-- START --
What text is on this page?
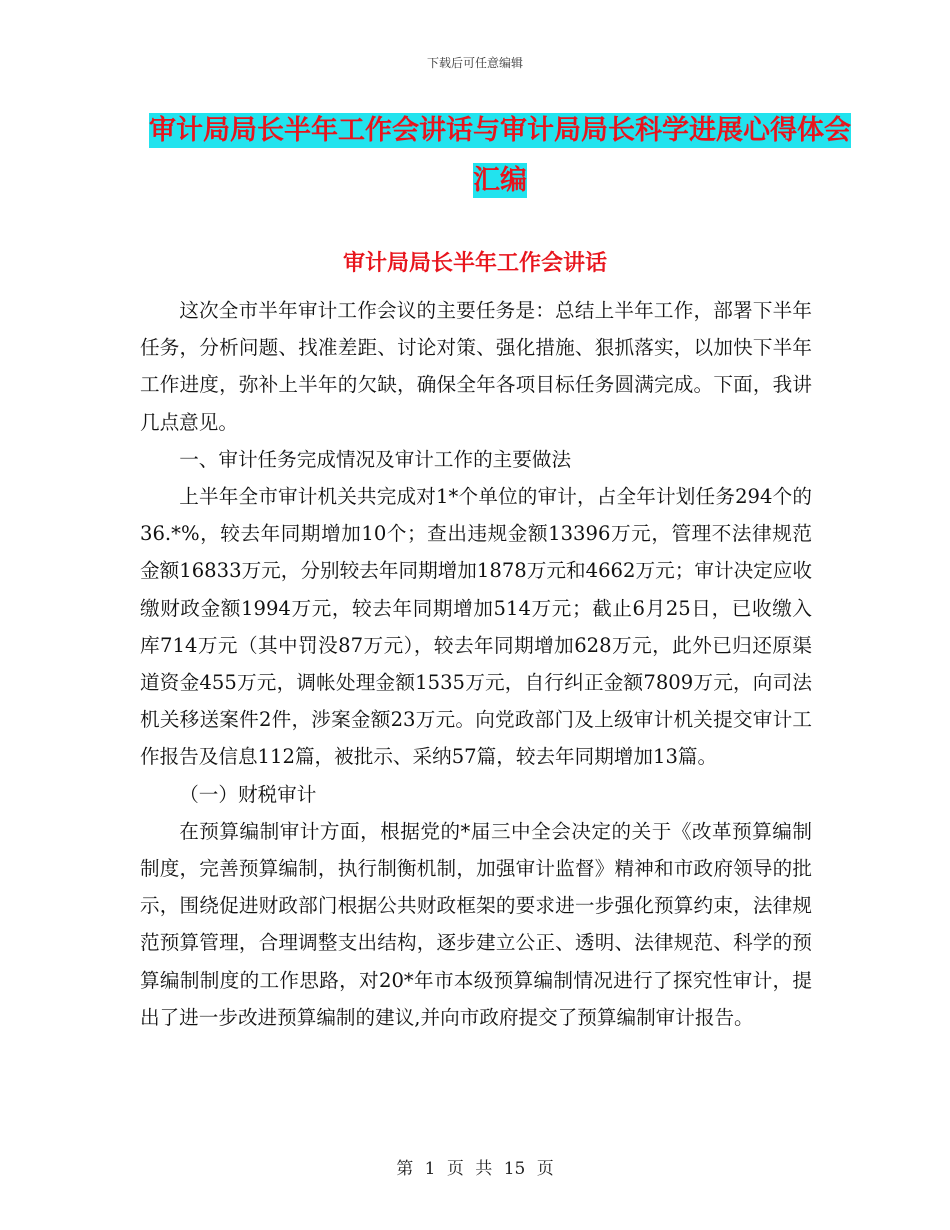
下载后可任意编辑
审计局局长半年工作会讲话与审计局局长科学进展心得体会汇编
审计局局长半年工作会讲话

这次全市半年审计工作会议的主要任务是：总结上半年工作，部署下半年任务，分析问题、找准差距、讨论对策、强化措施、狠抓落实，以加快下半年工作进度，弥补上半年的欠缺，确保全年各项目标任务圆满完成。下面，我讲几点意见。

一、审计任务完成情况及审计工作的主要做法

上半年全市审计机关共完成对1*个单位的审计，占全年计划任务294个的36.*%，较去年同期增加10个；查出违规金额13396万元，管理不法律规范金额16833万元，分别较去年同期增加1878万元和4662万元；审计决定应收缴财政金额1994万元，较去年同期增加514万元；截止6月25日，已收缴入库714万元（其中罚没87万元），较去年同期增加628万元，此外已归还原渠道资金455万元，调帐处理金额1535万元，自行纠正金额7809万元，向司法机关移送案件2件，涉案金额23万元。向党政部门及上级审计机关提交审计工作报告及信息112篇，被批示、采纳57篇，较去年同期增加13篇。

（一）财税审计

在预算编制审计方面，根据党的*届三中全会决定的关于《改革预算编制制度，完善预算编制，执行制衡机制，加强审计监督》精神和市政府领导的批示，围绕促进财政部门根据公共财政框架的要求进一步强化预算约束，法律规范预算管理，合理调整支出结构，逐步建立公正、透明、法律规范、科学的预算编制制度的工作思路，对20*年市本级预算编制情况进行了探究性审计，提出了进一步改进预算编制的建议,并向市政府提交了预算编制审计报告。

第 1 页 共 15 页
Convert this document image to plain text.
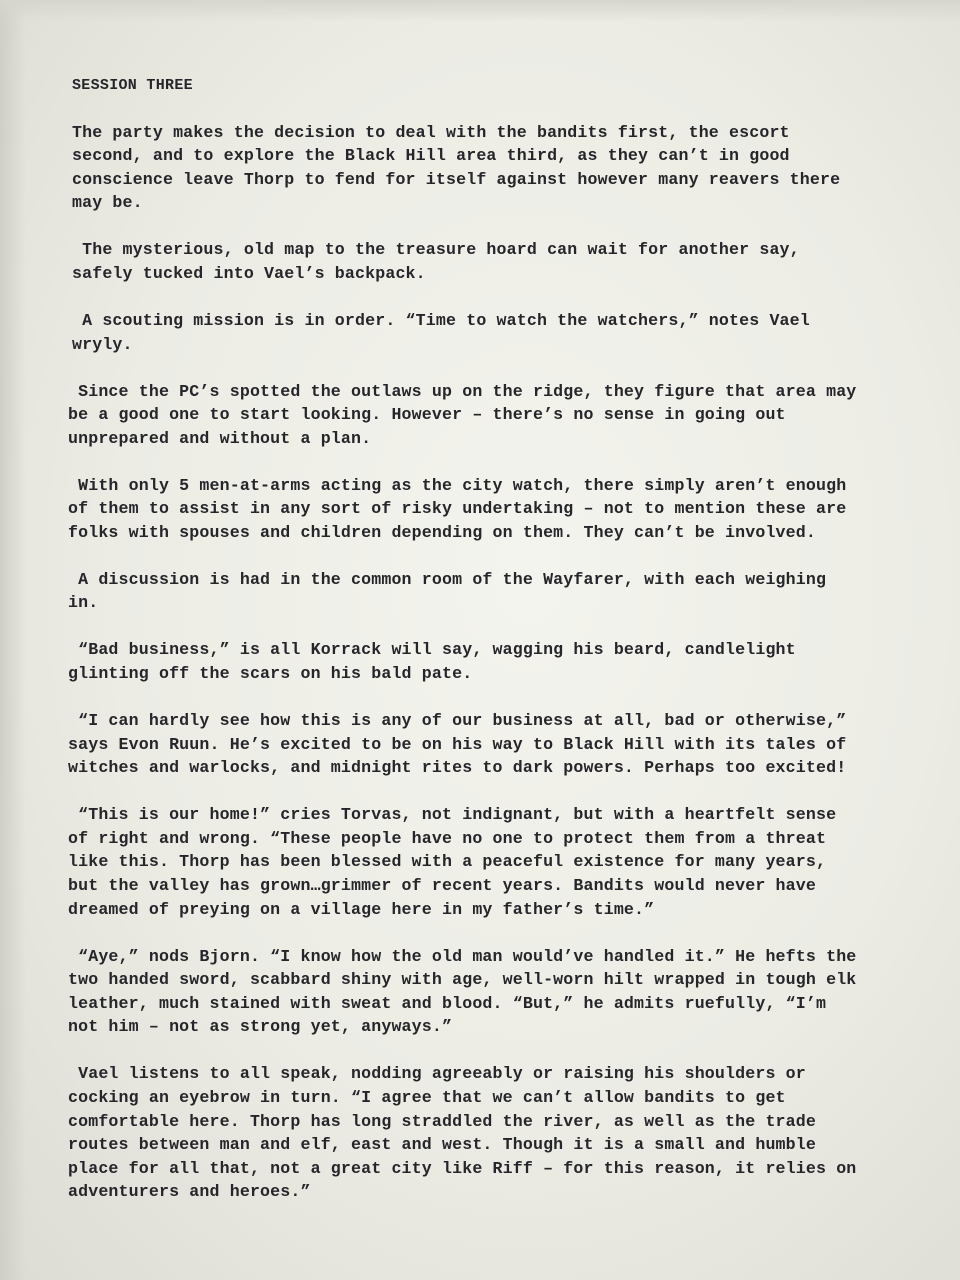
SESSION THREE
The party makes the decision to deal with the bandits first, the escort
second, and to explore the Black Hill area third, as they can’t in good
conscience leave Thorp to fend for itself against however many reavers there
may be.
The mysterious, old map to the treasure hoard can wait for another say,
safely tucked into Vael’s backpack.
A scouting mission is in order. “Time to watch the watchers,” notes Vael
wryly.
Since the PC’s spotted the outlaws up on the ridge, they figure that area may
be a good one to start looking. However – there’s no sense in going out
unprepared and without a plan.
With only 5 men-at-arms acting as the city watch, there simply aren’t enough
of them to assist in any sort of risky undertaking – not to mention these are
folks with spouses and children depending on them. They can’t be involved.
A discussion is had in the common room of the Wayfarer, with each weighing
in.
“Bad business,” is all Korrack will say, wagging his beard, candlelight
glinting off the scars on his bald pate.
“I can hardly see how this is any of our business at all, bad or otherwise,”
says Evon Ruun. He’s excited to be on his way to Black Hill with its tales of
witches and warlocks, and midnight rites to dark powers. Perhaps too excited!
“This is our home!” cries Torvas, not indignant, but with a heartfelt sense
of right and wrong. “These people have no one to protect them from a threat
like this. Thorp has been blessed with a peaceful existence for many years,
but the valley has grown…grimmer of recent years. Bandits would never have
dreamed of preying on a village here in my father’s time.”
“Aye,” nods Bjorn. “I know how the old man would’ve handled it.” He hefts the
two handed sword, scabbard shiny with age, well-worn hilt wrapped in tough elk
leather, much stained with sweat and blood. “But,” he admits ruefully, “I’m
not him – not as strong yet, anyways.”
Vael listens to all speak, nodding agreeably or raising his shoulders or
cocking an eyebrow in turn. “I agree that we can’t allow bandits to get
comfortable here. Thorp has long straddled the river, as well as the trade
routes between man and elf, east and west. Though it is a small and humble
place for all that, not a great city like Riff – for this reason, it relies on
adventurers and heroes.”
-- END --
-- PROBLEM DETAILS --
Without the pictures, write out the whole listing above exactly as it appears.

-- WRITTEN RESPONSE --
What text is on this page?
下载后可任意编辑
审计局局长半年工作会讲话与审计局局长科学进展心得体会汇编
审计局局长半年工作会讲话

这次全市半年审计工作会议的主要任务是：总结上半年工作，部署下半年任务，分析问题、找准差距、讨论对策、强化措施、狠抓落实，以加快下半年工作进度，弥补上半年的欠缺，确保全年各项目标任务圆满完成。下面，我讲几点意见。

一、审计任务完成情况及审计工作的主要做法

上半年全市审计机关共完成对1*个单位的审计，占全年计划任务294个的36.*%，较去年同期增加10个；查出违规金额13396万元，管理不法律规范金额16833万元，分别较去年同期增加1878万元和4662万元；审计决定应收缴财政金额1994万元，较去年同期增加514万元；截止6月25日，已收缴入库714万元（其中罚没87万元），较去年同期增加628万元，此外已归还原渠道资金455万元，调帐处理金额1535万元，自行纠正金额7809万元，向司法机关移送案件2件，涉案金额23万元。向党政部门及上级审计机关提交审计工作报告及信息112篇，被批示、采纳57篇，较去年同期增加13篇。

（一）财税审计

在预算编制审计方面，根据党的*届三中全会决定的关于《改革预算编制制度，完善预算编制，执行制衡机制，加强审计监督》精神和市政府领导的批示，围绕促进财政部门根据公共财政框架的要求进一步强化预算约束，法律规范预算管理，合理调整支出结构，逐步建立公正、透明、法律规范、科学的预算编制制度的工作思路，对20*年市本级预算编制情况进行了探究性审计，提出了进一步改进预算编制的建议,并向市政府提交了预算编制审计报告。

第 1 页 共 15 页
Convert this document image to plain text.
SESSION THREE
The party makes the decision to deal with the bandits first, the escort
second, and to explore the Black Hill area third, as they can’t in good
conscience leave Thorp to fend for itself against however many reavers there
may be.
The mysterious, old map to the treasure hoard can wait for another say,
safely tucked into Vael’s backpack.
A scouting mission is in order. “Time to watch the watchers,” notes Vael
wryly.
Since the PC’s spotted the outlaws up on the ridge, they figure that area may
be a good one to start looking. However – there’s no sense in going out
unprepared and without a plan.
With only 5 men-at-arms acting as the city watch, there simply aren’t enough
of them to assist in any sort of risky undertaking – not to mention these are
folks with spouses and children depending on them. They can’t be involved.
A discussion is had in the common room of the Wayfarer, with each weighing
in.
“Bad business,” is all Korrack will say, wagging his beard, candlelight
glinting off the scars on his bald pate.
“I can hardly see how this is any of our business at all, bad or otherwise,”
says Evon Ruun. He’s excited to be on his way to Black Hill with its tales of
witches and warlocks, and midnight rites to dark powers. Perhaps too excited!
“This is our home!” cries Torvas, not indignant, but with a heartfelt sense
of right and wrong. “These people have no one to protect them from a threat
like this. Thorp has been blessed with a peaceful existence for many years,
but the valley has grown…grimmer of recent years. Bandits would never have
dreamed of preying on a village here in my father’s time.”
“Aye,” nods Bjorn. “I know how the old man would’ve handled it.” He hefts the
two handed sword, scabbard shiny with age, well-worn hilt wrapped in tough elk
leather, much stained with sweat and blood. “But,” he admits ruefully, “I’m
not him – not as strong yet, anyways.”
Vael listens to all speak, nodding agreeably or raising his shoulders or
cocking an eyebrow in turn. “I agree that we can’t allow bandits to get
comfortable here. Thorp has long straddled the river, as well as the trade
routes between man and elf, east and west. Though it is a small and humble
place for all that, not a great city like Riff – for this reason, it relies on
adventurers and heroes.”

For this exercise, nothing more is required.